◆ Raw data:
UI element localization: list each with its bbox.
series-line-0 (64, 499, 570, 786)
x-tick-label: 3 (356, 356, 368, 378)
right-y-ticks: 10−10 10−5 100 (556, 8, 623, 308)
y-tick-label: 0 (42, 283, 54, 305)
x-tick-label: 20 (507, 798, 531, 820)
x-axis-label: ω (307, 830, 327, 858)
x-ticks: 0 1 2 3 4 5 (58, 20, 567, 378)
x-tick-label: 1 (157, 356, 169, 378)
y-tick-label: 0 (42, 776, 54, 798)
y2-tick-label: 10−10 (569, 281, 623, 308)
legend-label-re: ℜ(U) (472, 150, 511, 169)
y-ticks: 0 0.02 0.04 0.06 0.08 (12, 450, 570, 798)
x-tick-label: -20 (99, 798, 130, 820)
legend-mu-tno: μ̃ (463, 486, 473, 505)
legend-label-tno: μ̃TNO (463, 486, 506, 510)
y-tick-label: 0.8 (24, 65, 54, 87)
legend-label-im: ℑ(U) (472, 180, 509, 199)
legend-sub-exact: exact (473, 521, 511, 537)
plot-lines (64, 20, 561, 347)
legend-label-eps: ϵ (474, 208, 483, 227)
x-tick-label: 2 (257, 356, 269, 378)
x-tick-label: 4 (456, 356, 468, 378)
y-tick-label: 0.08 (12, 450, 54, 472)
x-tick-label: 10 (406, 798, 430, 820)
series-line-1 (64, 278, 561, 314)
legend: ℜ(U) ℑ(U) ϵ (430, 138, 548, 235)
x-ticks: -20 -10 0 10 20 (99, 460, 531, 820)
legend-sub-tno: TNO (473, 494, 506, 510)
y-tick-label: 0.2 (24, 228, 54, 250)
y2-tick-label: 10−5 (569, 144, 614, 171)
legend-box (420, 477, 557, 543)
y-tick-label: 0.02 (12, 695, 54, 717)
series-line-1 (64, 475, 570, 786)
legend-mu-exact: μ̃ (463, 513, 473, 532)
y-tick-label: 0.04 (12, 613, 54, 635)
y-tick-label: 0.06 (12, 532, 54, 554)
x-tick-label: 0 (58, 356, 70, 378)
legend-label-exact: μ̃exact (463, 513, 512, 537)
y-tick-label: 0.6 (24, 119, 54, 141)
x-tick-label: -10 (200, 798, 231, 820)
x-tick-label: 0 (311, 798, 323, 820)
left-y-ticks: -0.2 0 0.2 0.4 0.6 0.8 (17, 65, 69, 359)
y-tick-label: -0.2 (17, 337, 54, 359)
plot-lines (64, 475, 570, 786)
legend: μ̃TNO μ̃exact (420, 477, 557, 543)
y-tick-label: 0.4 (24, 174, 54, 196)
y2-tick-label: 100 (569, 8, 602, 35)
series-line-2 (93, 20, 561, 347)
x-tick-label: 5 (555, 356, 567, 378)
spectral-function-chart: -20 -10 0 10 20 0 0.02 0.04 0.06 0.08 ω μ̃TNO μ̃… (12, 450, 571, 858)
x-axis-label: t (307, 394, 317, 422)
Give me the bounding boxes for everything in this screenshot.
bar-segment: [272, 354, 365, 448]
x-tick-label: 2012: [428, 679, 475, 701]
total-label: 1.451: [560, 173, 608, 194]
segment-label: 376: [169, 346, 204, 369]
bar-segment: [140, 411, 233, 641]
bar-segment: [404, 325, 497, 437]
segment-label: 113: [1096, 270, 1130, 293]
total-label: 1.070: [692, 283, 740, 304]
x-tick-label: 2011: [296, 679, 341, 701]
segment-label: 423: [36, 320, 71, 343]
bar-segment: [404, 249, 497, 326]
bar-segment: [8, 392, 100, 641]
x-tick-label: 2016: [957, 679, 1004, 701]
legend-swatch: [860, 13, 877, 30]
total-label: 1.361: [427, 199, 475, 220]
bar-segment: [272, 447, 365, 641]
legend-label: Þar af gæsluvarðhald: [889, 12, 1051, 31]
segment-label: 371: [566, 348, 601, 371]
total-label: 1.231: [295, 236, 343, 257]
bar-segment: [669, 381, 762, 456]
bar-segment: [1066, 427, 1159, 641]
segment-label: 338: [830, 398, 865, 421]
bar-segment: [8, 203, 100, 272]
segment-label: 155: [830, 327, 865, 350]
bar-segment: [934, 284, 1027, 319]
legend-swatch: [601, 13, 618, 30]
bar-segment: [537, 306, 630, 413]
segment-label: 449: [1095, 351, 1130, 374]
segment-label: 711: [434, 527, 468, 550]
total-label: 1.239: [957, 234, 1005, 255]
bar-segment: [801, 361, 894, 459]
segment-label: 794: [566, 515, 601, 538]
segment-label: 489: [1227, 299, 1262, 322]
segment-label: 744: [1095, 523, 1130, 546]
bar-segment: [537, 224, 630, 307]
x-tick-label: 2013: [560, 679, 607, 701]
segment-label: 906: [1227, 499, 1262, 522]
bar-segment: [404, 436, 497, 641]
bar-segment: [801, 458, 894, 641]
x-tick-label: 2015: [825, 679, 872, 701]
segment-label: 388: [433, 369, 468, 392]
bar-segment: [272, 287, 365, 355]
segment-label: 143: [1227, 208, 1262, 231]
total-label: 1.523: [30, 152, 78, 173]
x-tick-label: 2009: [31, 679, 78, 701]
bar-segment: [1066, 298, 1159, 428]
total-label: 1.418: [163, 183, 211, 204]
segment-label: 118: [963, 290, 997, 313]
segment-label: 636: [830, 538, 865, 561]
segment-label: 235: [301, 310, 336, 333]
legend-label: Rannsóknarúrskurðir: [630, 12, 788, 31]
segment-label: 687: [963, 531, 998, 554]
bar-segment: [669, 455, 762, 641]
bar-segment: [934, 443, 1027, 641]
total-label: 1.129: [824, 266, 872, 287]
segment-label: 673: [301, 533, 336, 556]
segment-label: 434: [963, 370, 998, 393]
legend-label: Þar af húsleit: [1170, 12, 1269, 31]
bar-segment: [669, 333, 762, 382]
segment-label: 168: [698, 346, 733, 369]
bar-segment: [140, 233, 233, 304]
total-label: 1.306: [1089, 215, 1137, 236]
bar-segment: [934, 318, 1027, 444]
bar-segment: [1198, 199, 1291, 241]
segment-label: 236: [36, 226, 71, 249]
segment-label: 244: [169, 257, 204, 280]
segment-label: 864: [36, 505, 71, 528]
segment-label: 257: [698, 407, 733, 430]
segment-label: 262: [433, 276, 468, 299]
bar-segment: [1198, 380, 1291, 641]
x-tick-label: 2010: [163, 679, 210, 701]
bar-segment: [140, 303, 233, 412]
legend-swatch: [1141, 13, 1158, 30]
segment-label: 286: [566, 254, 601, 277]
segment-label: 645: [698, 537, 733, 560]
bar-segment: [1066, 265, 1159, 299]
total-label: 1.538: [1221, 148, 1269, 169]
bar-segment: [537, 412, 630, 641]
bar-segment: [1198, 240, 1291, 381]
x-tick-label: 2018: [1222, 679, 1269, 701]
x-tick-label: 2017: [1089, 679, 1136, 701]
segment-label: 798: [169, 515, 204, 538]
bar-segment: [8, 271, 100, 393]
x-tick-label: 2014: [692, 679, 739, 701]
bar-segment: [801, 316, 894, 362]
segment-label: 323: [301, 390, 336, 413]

◆ Stated task: Please give the records as a JSON list of strings, with one string for each line and blank lines left out.

◆ Completed exercise:
[
  "UI element localization: list each with its bbox.",
  "series-line-0 (64, 499, 570, 786)",
  "x-tick-label: 3 (356, 356, 368, 378)",
  "right-y-ticks: 10−10 10−5 100 (556, 8, 623, 308)",
  "y-tick-label: 0 (42, 283, 54, 305)",
  "x-tick-label: 20 (507, 798, 531, 820)",
  "x-axis-label: ω (307, 830, 327, 858)",
  "x-ticks: 0 1 2 3 4 5 (58, 20, 567, 378)",
  "x-tick-label: 1 (157, 356, 169, 378)",
  "y-tick-label: 0 (42, 776, 54, 798)",
  "y2-tick-label: 10−10 (569, 281, 623, 308)",
  "legend-label-re: ℜ(U) (472, 150, 511, 169)",
  "y-ticks: 0 0.02 0.04 0.06 0.08 (12, 450, 570, 798)",
  "x-tick-label: -20 (99, 798, 130, 820)",
  "legend-mu-tno: μ̃ (463, 486, 473, 505)",
  "legend-label-tno: μ̃TNO (463, 486, 506, 510)",
  "y-tick-label: 0.8 (24, 65, 54, 87)",
  "legend-label-im: ℑ(U) (472, 180, 509, 199)",
  "legend-sub-exact: exact (473, 521, 511, 537)",
  "plot-lines (64, 20, 561, 347)",
  "legend-label-eps: ϵ (474, 208, 483, 227)",
  "x-tick-label: 2 (257, 356, 269, 378)",
  "x-tick-label: 4 (456, 356, 468, 378)",
  "y-tick-label: 0.08 (12, 450, 54, 472)",
  "x-tick-label: 10 (406, 798, 430, 820)",
  "series-line-1 (64, 278, 561, 314)",
  "legend: ℜ(U) ℑ(U) ϵ (430, 138, 548, 235)",
  "x-ticks: -20 -10 0 10 20 (99, 460, 531, 820)",
  "legend-sub-tno: TNO (473, 494, 506, 510)",
  "y-tick-label: 0.2 (24, 228, 54, 250)",
  "y2-tick-label: 10−5 (569, 144, 614, 171)",
  "legend-box (420, 477, 557, 543)",
  "y-tick-label: 0.02 (12, 695, 54, 717)",
  "series-line-1 (64, 475, 570, 786)",
  "legend-mu-exact: μ̃ (463, 513, 473, 532)",
  "y-tick-label: 0.04 (12, 613, 54, 635)",
  "y-tick-label: 0.06 (12, 532, 54, 554)",
  "x-tick-label: 0 (58, 356, 70, 378)",
  "legend-label-exact: μ̃exact (463, 513, 512, 537)",
  "y-tick-label: 0.6 (24, 119, 54, 141)",
  "x-tick-label: -10 (200, 798, 231, 820)",
  "x-tick-label: 0 (311, 798, 323, 820)",
  "left-y-ticks: -0.2 0 0.2 0.4 0.6 0.8 (17, 65, 69, 359)",
  "y-tick-label: -0.2 (17, 337, 54, 359)",
  "plot-lines (64, 475, 570, 786)",
  "legend: μ̃TNO μ̃exact (420, 477, 557, 543)",
  "y-tick-label: 0.4 (24, 174, 54, 196)",
  "y2-tick-label: 100 (569, 8, 602, 35)",
  "series-line-2 (93, 20, 561, 347)",
  "x-tick-label: 5 (555, 356, 567, 378)",
  "spectral-function-chart: -20 -10 0 10 20 0 0.02 0.04 0.06 0.08 ω μ̃TNO μ̃… (12, 450, 571, 858)",
  "x-axis-label: t (307, 394, 317, 422)",
  "Give me the bounding boxes for everything in this screenshot.",
  "bar-segment: [272, 354, 365, 448]",
  "x-tick-label: 2012: [428, 679, 475, 701]",
  "total-label: 1.451: [560, 173, 608, 194]",
  "segment-label: 376: [169, 346, 204, 369]",
  "bar-segment: [140, 411, 233, 641]",
  "bar-segment: [404, 325, 497, 437]",
  "segment-label: 113: [1096, 270, 1130, 293]",
  "total-label: 1.070: [692, 283, 740, 304]",
  "x-tick-label: 2011: [296, 679, 341, 701]",
  "segment-label: 423: [36, 320, 71, 343]",
  "bar-segment: [404, 249, 497, 326]",
  "bar-segment: [8, 392, 100, 641]",
  "x-tick-label: 2016: [957, 679, 1004, 701]",
  "legend-swatch: [860, 13, 877, 30]",
  "total-label: 1.361: [427, 199, 475, 220]",
  "bar-segment: [272, 447, 365, 641]",
  "legend-label: Þar af gæsluvarðhald: [889, 12, 1051, 31]",
  "segment-label: 371: [566, 348, 601, 371]",
  "total-label: 1.231: [295, 236, 343, 257]",
  "bar-segment: [669, 381, 762, 456]",
  "bar-segment: [1066, 427, 1159, 641]",
  "segment-label: 338: [830, 398, 865, 421]",
  "bar-segment: [8, 203, 100, 272]",
  "segment-label: 155: [830, 327, 865, 350]",
  "bar-segment: [934, 284, 1027, 319]",
  "legend-swatch: [601, 13, 618, 30]",
  "bar-segment: [537, 306, 630, 413]",
  "segment-label: 449: [1095, 351, 1130, 374]",
  "segment-label: 711: [434, 527, 468, 550]",
  "total-label: 1.239: [957, 234, 1005, 255]",
  "bar-segment: [801, 361, 894, 459]",
  "segment-label: 794: [566, 515, 601, 538]",
  "segment-label: 489: [1227, 299, 1262, 322]",
  "segment-label: 744: [1095, 523, 1130, 546]",
  "bar-segment: [537, 224, 630, 307]",
  "x-tick-label: 2013: [560, 679, 607, 701]",
  "segment-label: 906: [1227, 499, 1262, 522]",
  "bar-segment: [404, 436, 497, 641]",
  "bar-segment: [801, 458, 894, 641]",
  "x-tick-label: 2015: [825, 679, 872, 701]",
  "segment-label: 388: [433, 369, 468, 392]",
  "bar-segment: [272, 287, 365, 355]",
  "segment-label: 143: [1227, 208, 1262, 231]",
  "total-label: 1.523: [30, 152, 78, 173]",
  "x-tick-label: 2009: [31, 679, 78, 701]",
  "bar-segment: [1066, 298, 1159, 428]",
  "total-label: 1.418: [163, 183, 211, 204]",
  "segment-label: 118: [963, 290, 997, 313]",
  "segment-label: 636: [830, 538, 865, 561]",
  "segment-label: 235: [301, 310, 336, 333]",
  "legend-label: Rannsóknarúrskurðir: [630, 12, 788, 31]",
  "segment-label: 687: [963, 531, 998, 554]",
  "bar-segment: [669, 455, 762, 641]",
  "bar-segment: [934, 443, 1027, 641]",
  "total-label: 1.129: [824, 266, 872, 287]",
  "segment-label: 673: [301, 533, 336, 556]",
  "segment-label: 434: [963, 370, 998, 393]",
  "legend-label: Þar af húsleit: [1170, 12, 1269, 31]",
  "bar-segment: [669, 333, 762, 382]",
  "segment-label: 168: [698, 346, 733, 369]",
  "bar-segment: [140, 233, 233, 304]",
  "total-label: 1.306: [1089, 215, 1137, 236]",
  "bar-segment: [934, 318, 1027, 444]",
  "bar-segment: [1198, 199, 1291, 241]",
  "segment-label: 236: [36, 226, 71, 249]",
  "segment-label: 244: [169, 257, 204, 280]",
  "segment-label: 864: [36, 505, 71, 528]",
  "segment-label: 257: [698, 407, 733, 430]",
  "segment-label: 262: [433, 276, 468, 299]",
  "bar-segment: [1198, 380, 1291, 641]",
  "x-tick-label: 2010: [163, 679, 210, 701]",
  "bar-segment: [140, 303, 233, 412]",
  "legend-swatch: [1141, 13, 1158, 30]",
  "segment-label: 286: [566, 254, 601, 277]",
  "segment-label: 645: [698, 537, 733, 560]",
  "bar-segment: [1066, 265, 1159, 299]",
  "total-label: 1.538: [1221, 148, 1269, 169]",
  "bar-segment: [537, 412, 630, 641]",
  "bar-segment: [1198, 240, 1291, 381]",
  "x-tick-label: 2018: [1222, 679, 1269, 701]",
  "x-tick-label: 2017: [1089, 679, 1136, 701]",
  "segment-label: 798: [169, 515, 204, 538]",
  "bar-segment: [8, 271, 100, 393]",
  "x-tick-label: 2014: [692, 679, 739, 701]",
  "bar-segment: [801, 316, 894, 362]",
  "segment-label: 323: [301, 390, 336, 413]"
]